(Rows from a dataset)
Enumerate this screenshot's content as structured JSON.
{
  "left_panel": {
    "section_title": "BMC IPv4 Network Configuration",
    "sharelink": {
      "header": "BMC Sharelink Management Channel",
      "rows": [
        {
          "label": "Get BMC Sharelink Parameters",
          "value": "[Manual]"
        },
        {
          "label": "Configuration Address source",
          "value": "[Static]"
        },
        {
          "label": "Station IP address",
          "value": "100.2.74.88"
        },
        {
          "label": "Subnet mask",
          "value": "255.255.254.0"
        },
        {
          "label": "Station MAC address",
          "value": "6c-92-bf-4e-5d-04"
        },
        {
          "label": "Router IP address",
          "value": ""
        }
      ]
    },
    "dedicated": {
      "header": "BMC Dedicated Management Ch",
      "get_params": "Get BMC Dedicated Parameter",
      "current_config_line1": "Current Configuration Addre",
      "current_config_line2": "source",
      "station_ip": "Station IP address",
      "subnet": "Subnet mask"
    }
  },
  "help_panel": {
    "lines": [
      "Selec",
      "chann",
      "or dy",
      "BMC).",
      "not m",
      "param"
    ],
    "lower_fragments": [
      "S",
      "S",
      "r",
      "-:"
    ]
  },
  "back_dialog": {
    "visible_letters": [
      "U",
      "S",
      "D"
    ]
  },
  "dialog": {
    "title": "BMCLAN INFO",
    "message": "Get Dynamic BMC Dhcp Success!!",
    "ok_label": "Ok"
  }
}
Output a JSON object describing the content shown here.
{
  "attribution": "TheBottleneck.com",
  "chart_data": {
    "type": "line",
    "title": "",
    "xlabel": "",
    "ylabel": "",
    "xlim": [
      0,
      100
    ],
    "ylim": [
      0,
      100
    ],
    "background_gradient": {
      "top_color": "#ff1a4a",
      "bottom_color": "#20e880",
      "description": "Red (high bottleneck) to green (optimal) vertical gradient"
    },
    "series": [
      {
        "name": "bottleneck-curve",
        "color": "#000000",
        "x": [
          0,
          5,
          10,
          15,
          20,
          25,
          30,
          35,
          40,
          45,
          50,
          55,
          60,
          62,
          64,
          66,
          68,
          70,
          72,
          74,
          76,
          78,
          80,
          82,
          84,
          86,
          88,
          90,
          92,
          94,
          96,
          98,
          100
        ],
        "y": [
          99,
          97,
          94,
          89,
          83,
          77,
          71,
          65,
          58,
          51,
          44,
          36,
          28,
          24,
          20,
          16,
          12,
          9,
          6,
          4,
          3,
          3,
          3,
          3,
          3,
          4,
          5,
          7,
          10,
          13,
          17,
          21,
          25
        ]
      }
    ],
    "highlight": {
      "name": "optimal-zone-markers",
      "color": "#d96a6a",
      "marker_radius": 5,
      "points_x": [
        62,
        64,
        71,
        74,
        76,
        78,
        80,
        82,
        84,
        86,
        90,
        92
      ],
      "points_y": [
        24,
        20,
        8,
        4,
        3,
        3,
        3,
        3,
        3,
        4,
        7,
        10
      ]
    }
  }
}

- WHAT TO WORK ON: Write out again, exactly, the lines from the one holding "Output a JSON" through the end of the listing, with both ends included.

- EXPECTED ANSWER:
Output a JSON object describing the content shown here.
{
  "attribution": "TheBottleneck.com",
  "chart_data": {
    "type": "line",
    "title": "",
    "xlabel": "",
    "ylabel": "",
    "xlim": [
      0,
      100
    ],
    "ylim": [
      0,
      100
    ],
    "background_gradient": {
      "top_color": "#ff1a4a",
      "bottom_color": "#20e880",
      "description": "Red (high bottleneck) to green (optimal) vertical gradient"
    },
    "series": [
      {
        "name": "bottleneck-curve",
        "color": "#000000",
        "x": [
          0,
          5,
          10,
          15,
          20,
          25,
          30,
          35,
          40,
          45,
          50,
          55,
          60,
          62,
          64,
          66,
          68,
          70,
          72,
          74,
          76,
          78,
          80,
          82,
          84,
          86,
          88,
          90,
          92,
          94,
          96,
          98,
          100
        ],
        "y": [
          99,
          97,
          94,
          89,
          83,
          77,
          71,
          65,
          58,
          51,
          44,
          36,
          28,
          24,
          20,
          16,
          12,
          9,
          6,
          4,
          3,
          3,
          3,
          3,
          3,
          4,
          5,
          7,
          10,
          13,
          17,
          21,
          25
        ]
      }
    ],
    "highlight": {
      "name": "optimal-zone-markers",
      "color": "#d96a6a",
      "marker_radius": 5,
      "points_x": [
        62,
        64,
        71,
        74,
        76,
        78,
        80,
        82,
        84,
        86,
        90,
        92
      ],
      "points_y": [
        24,
        20,
        8,
        4,
        3,
        3,
        3,
        3,
        3,
        4,
        7,
        10
      ]
    }
  }
}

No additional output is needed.